● Exercise aim: Reproduce the passage of the court opinion word for word, starting at "There can be" and ending at "1 Sneed, 339.".

● Text passage:

☆ ☆ ☆ ☆ ☆

Court Opinion

ID: 7664896
Source: CourtListenerOpinion
Date Created: 2022-07-30 00:44:06.533147+00
Date Added: 2024-06-11T16:26:03.714355
License: Public Domain

Weight, J.,
delivered the opinion of tbe Court.
This is a contest between various creditors of Lewis Carter, as to which shall have priority of payment out of a. fund amounting to $1086 56.
The complainants, McLin & Henry, are attaching creditors of Carter, founding their claim on judgments and executions, with returns of u nulla bona.”
The defendants, Johnson, Bell & Co., and J. M. Wheeler, were creditors of Carter, by notes, and claim that this fund or a sufficient, amount of it to pay them, was assigned and appropriated in the hands of the East Tennessee and Georgia Railroad Company, to pay their debts, before McLin & Henry filed their bill. Carter had done work for this Company, and it owed him, on settlement, the amount of this fund. And it appears, that before the amount due him had been ascertained, he drew orders on R. C. Jackson, who was, at the time, the treasurer of the company, in favor of Johnson, Bell & Co., and Wheeler, for the amount of their respective debts; and that these orders with the notes held by these creditors, were carried to Jackson, the treasurer of the company, and that he verbally agreed to pay them out of what might be due Carter on settlement, and agreed with the creditors to hold the fund for that purpose, and then took and held the orders and notes as their agents, to get the money for them. It is further manifest, that though the orders appeared, on their face, to be upon Jackson, individually, yet they were, in fact, intended to be upon him as treasurer, to reach the fund due Carter, in the hands of the company; and were so regarded by all parties, *689and were so treated by tbe company. Its answer shows this, and submits that Johnson, Bell & Co., and Wheeler, are entitled to priority in the fund. All these rights attached before McLin & Henry filed their bill. The Chancellor decreed that Johnson, Bell & Co., and Wheeler, were entitled to priority of payment out of the fund. This decree is right, and we affirm it.
There can be no doubt on the facts of the case, that they are entitled to this priority, and that this fund — to the amount of their debts — had been assigned and appropriated to their use. Byles on Bills, 249-255, (top pages) and notes; Gray vs. Milner, 8 Taunton, 739; Clodfelter vs. Cox, 1 Sneed, 339.

☆ ☆ ☆ ☆ ☆

● Information shown:
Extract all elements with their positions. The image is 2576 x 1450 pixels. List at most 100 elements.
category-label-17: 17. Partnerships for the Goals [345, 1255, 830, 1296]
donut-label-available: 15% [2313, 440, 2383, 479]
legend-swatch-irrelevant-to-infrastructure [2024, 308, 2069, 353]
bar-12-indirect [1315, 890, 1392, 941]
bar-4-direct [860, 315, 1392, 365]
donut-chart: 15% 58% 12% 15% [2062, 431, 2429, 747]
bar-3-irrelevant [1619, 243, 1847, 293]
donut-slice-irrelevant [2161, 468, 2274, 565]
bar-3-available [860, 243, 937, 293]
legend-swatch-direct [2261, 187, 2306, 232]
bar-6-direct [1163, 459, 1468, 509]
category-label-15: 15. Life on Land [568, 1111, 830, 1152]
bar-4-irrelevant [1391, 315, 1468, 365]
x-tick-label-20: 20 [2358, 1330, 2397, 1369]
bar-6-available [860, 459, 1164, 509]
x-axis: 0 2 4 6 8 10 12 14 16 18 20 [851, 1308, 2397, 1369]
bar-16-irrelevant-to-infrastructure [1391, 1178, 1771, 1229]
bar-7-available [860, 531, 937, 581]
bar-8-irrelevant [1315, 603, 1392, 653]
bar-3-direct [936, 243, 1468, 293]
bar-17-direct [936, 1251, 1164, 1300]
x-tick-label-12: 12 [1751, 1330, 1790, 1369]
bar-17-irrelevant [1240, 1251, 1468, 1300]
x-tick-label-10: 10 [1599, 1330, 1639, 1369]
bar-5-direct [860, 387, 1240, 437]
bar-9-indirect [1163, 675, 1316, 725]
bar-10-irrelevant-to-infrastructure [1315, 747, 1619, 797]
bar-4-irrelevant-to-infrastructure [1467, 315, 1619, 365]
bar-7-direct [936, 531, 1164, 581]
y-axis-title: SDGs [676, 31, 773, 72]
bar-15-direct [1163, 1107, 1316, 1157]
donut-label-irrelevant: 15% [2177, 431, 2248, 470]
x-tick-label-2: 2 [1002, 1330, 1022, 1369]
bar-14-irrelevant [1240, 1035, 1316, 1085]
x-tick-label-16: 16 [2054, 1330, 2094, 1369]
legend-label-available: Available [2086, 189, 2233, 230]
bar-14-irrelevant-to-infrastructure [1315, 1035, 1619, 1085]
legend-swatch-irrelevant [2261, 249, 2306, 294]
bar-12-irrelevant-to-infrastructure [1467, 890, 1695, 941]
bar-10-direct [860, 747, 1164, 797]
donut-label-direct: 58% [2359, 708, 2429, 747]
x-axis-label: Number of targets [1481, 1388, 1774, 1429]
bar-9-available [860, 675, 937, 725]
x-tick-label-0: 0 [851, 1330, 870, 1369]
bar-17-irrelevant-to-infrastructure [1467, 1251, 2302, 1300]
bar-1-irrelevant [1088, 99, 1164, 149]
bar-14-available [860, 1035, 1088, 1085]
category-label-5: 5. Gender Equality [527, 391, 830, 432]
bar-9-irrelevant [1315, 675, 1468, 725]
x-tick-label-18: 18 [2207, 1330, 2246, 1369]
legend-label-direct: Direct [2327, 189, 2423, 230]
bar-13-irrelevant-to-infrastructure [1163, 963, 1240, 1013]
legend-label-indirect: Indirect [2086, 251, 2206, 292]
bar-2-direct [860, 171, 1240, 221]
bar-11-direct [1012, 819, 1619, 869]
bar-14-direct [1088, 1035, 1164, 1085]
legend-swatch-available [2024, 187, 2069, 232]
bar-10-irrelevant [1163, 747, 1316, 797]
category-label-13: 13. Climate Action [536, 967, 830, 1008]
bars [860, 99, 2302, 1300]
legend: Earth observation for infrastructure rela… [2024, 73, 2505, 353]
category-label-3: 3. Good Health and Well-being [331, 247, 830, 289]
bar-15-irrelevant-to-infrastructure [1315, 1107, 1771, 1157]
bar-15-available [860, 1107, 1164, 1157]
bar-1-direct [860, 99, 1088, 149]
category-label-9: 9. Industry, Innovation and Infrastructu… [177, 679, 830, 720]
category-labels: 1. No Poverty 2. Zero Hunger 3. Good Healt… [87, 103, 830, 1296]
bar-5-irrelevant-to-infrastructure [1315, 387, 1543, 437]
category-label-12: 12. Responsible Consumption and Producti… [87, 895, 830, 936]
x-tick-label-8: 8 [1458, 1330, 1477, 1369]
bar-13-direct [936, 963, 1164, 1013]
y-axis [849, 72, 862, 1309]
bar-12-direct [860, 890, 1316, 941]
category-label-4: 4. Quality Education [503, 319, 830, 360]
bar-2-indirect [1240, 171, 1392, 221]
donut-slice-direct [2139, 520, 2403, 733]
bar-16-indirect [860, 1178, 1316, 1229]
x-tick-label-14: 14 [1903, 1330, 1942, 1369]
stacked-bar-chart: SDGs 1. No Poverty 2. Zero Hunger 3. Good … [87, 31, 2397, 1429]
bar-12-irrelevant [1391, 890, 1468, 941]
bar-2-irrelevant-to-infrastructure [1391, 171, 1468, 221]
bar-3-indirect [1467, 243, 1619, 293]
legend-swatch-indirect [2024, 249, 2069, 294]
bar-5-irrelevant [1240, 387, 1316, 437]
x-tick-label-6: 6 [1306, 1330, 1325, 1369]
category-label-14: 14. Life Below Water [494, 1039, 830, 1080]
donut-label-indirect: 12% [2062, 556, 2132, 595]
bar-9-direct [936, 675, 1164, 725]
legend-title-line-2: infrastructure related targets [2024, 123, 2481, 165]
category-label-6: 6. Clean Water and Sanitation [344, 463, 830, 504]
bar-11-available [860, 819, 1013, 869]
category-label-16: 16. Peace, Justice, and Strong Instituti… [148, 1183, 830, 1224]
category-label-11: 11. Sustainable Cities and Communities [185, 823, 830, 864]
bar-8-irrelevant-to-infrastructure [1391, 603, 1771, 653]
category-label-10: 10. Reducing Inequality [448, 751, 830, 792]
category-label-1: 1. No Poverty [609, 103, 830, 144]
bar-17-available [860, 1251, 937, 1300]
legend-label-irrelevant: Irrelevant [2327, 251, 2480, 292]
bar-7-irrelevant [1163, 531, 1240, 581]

☆ ☆ ☆ ☆ ☆

● Answer to this task:
There can be no doubt on the facts of the case, that they are entitled to this priority, and that this fund — to the amount of their debts — had been assigned and appropriated to their use. Byles on Bills, 249-255, (top pages) and notes; Gray vs. Milner, 8 Taunton, 739; Clodfelter vs. Cox, 1 Sneed, 339.